INSTRUCTIONS TO FOLLOW: Search the lines of the records for the word "catena", and copy every line that has it.

RECORD EXCERPTS:
*** Block opens ***

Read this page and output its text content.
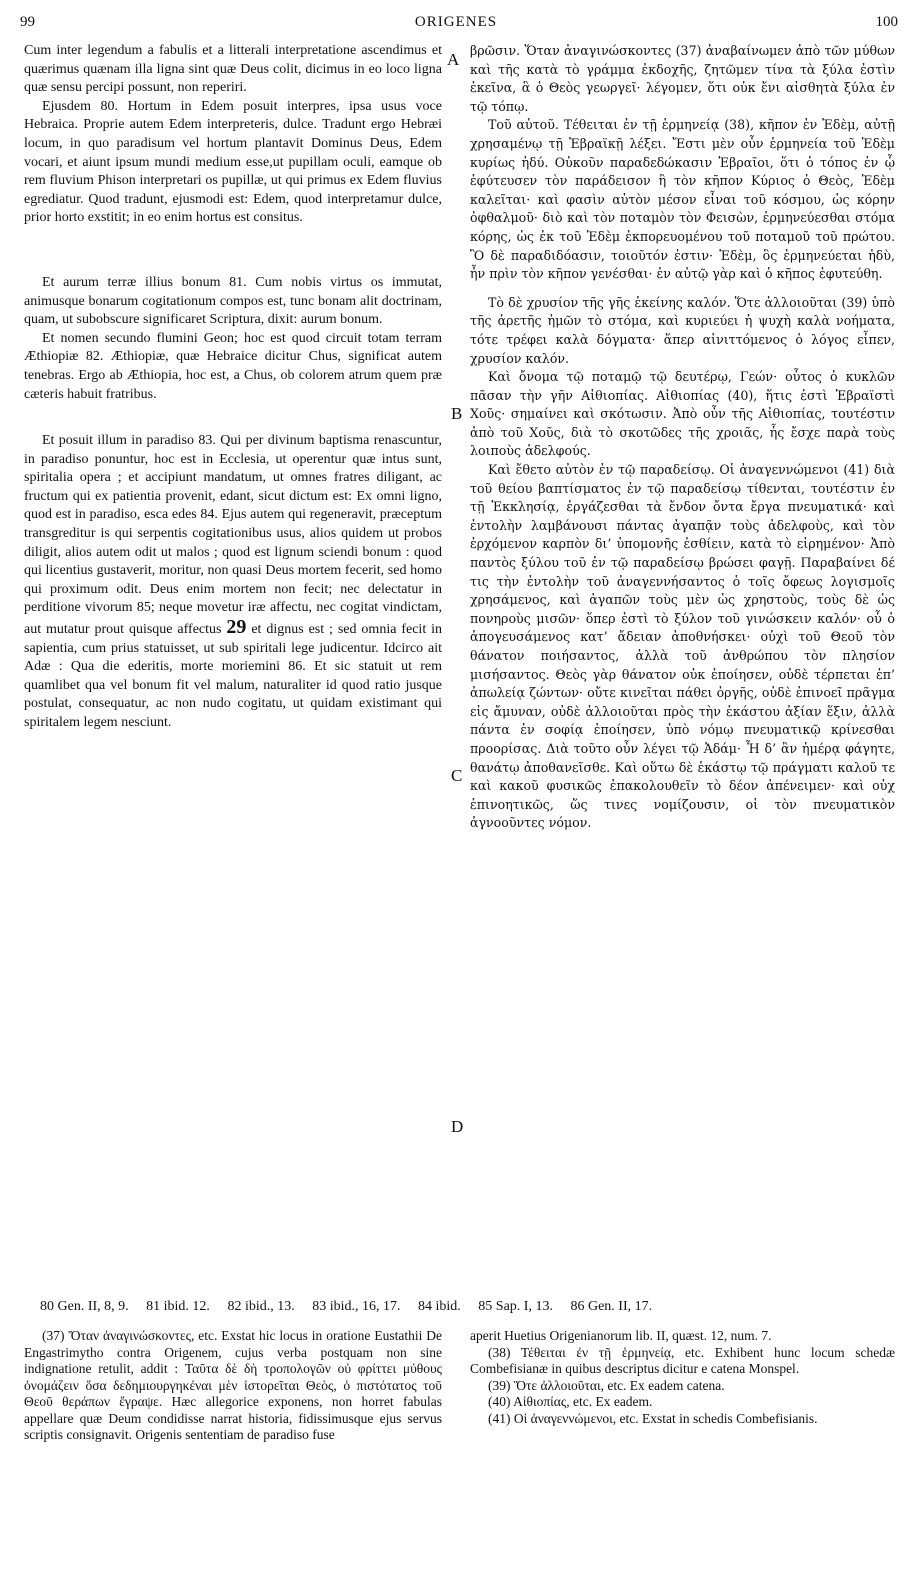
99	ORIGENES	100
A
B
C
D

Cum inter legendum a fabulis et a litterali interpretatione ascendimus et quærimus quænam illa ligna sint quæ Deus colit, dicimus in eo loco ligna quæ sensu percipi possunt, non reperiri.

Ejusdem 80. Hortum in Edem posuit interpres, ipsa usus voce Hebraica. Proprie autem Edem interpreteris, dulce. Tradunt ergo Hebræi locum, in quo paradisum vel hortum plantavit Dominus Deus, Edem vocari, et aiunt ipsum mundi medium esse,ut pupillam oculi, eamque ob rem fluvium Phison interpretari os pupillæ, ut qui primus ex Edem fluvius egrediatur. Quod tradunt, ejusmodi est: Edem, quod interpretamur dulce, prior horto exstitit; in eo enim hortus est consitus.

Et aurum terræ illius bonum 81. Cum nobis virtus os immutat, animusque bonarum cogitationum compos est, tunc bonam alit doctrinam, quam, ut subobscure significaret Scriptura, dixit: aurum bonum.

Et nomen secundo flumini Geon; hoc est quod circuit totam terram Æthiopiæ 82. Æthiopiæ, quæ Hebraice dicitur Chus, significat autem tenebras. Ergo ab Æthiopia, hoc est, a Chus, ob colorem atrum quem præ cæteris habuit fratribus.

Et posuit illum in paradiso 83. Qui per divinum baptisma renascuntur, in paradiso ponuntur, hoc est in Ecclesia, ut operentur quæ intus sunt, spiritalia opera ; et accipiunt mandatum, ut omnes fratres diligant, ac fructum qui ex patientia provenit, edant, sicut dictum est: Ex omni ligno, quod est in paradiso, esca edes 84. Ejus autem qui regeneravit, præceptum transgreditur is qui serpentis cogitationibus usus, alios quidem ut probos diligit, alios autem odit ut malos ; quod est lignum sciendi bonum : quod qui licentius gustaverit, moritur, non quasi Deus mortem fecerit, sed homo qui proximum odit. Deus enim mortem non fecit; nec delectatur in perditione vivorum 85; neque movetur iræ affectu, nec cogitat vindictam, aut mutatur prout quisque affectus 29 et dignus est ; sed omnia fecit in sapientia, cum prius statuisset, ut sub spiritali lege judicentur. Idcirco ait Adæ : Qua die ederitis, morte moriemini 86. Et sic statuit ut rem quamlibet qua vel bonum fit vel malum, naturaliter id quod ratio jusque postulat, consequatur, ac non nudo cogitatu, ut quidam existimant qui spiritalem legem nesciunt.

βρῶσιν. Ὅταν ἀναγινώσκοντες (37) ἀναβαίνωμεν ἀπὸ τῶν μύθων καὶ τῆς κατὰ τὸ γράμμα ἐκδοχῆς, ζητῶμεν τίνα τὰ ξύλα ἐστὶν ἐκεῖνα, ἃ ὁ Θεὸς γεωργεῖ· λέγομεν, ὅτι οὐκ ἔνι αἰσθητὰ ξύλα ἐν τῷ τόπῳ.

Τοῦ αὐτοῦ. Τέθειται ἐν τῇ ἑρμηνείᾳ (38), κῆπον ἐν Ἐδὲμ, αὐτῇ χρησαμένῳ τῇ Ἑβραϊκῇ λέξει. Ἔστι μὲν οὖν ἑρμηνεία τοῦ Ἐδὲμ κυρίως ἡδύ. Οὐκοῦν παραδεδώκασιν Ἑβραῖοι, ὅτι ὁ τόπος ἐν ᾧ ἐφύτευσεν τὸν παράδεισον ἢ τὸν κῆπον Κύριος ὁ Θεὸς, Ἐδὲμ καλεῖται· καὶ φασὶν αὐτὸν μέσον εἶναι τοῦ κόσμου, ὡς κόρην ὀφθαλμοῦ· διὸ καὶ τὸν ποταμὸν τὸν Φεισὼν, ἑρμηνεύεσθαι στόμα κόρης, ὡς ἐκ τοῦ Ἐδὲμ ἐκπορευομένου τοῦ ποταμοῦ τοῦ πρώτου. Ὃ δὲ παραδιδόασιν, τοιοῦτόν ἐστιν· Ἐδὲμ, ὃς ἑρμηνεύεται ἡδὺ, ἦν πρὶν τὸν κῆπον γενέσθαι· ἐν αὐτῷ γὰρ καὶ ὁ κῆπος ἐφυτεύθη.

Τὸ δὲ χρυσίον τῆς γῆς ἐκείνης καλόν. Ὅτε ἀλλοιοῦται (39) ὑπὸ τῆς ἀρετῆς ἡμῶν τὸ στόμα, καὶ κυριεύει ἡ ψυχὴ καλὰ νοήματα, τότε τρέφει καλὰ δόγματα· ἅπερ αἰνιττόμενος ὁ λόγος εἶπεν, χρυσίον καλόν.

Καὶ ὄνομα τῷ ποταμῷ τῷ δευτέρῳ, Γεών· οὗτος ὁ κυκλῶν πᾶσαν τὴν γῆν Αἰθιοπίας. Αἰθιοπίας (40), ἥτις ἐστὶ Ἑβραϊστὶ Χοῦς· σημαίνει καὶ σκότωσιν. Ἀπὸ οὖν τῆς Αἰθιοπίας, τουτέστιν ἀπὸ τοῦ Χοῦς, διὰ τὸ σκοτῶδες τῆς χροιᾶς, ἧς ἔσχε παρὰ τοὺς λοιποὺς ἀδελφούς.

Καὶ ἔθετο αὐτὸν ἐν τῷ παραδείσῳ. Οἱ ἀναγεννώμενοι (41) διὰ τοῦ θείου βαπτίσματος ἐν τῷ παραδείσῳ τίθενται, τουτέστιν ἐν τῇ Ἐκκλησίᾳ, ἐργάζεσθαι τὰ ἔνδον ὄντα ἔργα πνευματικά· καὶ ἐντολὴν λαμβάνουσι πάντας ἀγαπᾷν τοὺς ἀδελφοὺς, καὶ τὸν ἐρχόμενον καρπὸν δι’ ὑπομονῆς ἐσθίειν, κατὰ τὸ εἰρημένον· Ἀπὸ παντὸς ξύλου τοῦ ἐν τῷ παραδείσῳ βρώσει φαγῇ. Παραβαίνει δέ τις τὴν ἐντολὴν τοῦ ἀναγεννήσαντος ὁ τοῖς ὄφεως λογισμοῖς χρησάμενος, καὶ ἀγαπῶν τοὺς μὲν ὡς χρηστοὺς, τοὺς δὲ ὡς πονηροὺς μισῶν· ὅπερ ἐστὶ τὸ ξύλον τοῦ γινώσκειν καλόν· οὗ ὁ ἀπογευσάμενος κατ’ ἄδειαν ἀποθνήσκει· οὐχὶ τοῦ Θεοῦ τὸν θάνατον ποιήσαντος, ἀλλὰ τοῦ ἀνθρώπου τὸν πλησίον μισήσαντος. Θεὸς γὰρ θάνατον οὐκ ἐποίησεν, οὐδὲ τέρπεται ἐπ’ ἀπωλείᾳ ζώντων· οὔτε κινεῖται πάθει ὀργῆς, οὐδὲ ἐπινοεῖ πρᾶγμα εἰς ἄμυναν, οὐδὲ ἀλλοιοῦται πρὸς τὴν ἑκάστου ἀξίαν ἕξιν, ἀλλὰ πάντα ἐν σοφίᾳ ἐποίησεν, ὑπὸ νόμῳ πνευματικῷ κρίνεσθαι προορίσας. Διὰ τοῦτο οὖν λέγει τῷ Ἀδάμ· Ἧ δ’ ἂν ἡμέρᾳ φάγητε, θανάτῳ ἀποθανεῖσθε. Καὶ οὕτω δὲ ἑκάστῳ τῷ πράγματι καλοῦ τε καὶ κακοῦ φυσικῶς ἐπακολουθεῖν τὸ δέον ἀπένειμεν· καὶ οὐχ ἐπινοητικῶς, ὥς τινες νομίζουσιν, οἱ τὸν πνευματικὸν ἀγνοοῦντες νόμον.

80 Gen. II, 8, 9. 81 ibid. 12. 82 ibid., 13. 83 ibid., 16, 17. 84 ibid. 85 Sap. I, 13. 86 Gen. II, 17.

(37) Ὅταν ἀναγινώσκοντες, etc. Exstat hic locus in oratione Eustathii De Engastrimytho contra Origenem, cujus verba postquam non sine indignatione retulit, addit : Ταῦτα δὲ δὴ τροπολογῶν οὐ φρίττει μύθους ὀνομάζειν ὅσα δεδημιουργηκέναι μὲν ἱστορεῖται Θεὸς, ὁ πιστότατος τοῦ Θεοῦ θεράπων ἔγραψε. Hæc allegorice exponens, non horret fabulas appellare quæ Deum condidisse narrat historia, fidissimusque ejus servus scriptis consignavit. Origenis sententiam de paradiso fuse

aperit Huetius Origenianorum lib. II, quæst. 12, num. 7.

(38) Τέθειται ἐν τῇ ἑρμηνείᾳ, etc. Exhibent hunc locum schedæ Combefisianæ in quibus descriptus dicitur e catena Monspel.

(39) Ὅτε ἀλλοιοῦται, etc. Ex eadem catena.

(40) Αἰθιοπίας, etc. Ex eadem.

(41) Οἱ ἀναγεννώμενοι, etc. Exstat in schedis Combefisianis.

*** Block closes ***

ANSWER TO THE EXERCISE:
(38) Τέθειται ἐν τῇ ἑρμηνείᾳ, etc. Exhibent hunc locum schedæ Combefisianæ in quibus descriptus dicitur e catena Monspel.
(39) Ὅτε ἀλλοιοῦται, etc. Ex eadem catena.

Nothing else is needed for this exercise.